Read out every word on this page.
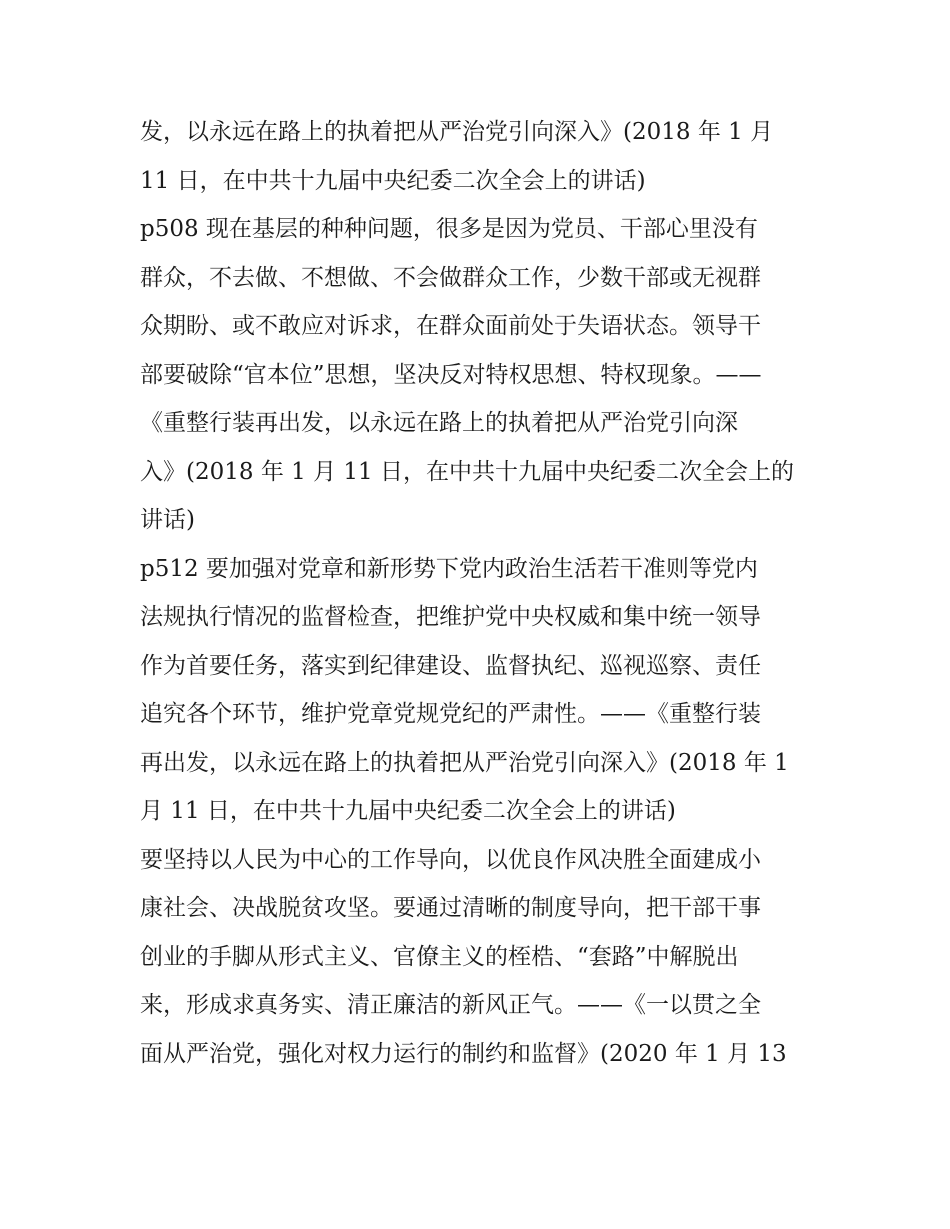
发，以永远在路上的执着把从严治党引向深入》(2018 年 1 月
11 日，在中共十九届中央纪委二次全会上的讲话)
p508 现在基层的种种问题，很多是因为党员、干部心里没有
群众，不去做、不想做、不会做群众工作，少数干部或无视群
众期盼、或不敢应对诉求，在群众面前处于失语状态。领导干
部要破除“官本位”思想，坚决反对特权思想、特权现象。——
《重整行装再出发，以永远在路上的执着把从严治党引向深
入》(2018 年 1 月 11 日，在中共十九届中央纪委二次全会上的
讲话)
p512 要加强对党章和新形势下党内政治生活若干准则等党内
法规执行情况的监督检查，把维护党中央权威和集中统一领导
作为首要任务，落实到纪律建设、监督执纪、巡视巡察、责任
追究各个环节，维护党章党规党纪的严肃性。——《重整行装
再出发，以永远在路上的执着把从严治党引向深入》(2018 年 1
月 11 日，在中共十九届中央纪委二次全会上的讲话)
要坚持以人民为中心的工作导向，以优良作风决胜全面建成小
康社会、决战脱贫攻坚。要通过清晰的制度导向，把干部干事
创业的手脚从形式主义、官僚主义的桎梏、“套路”中解脱出
来，形成求真务实、清正廉洁的新风正气。——《一以贯之全
面从严治党，强化对权力运行的制约和监督》(2020 年 1 月 13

Objective ::
Give all the lines above again, character for character, without pictures.

Problem solution ::
Read out every word on this page.
发，以永远在路上的执着把从严治党引向深入》(2018 年 1 月
11 日，在中共十九届中央纪委二次全会上的讲话)
p508 现在基层的种种问题，很多是因为党员、干部心里没有
群众，不去做、不想做、不会做群众工作，少数干部或无视群
众期盼、或不敢应对诉求，在群众面前处于失语状态。领导干
部要破除“官本位”思想，坚决反对特权思想、特权现象。——
《重整行装再出发，以永远在路上的执着把从严治党引向深
入》(2018 年 1 月 11 日，在中共十九届中央纪委二次全会上的
讲话)
p512 要加强对党章和新形势下党内政治生活若干准则等党内
法规执行情况的监督检查，把维护党中央权威和集中统一领导
作为首要任务，落实到纪律建设、监督执纪、巡视巡察、责任
追究各个环节，维护党章党规党纪的严肃性。——《重整行装
再出发，以永远在路上的执着把从严治党引向深入》(2018 年 1
月 11 日，在中共十九届中央纪委二次全会上的讲话)
要坚持以人民为中心的工作导向，以优良作风决胜全面建成小
康社会、决战脱贫攻坚。要通过清晰的制度导向，把干部干事
创业的手脚从形式主义、官僚主义的桎梏、“套路”中解脱出
来，形成求真务实、清正廉洁的新风正气。——《一以贯之全
面从严治党，强化对权力运行的制约和监督》(2020 年 1 月 13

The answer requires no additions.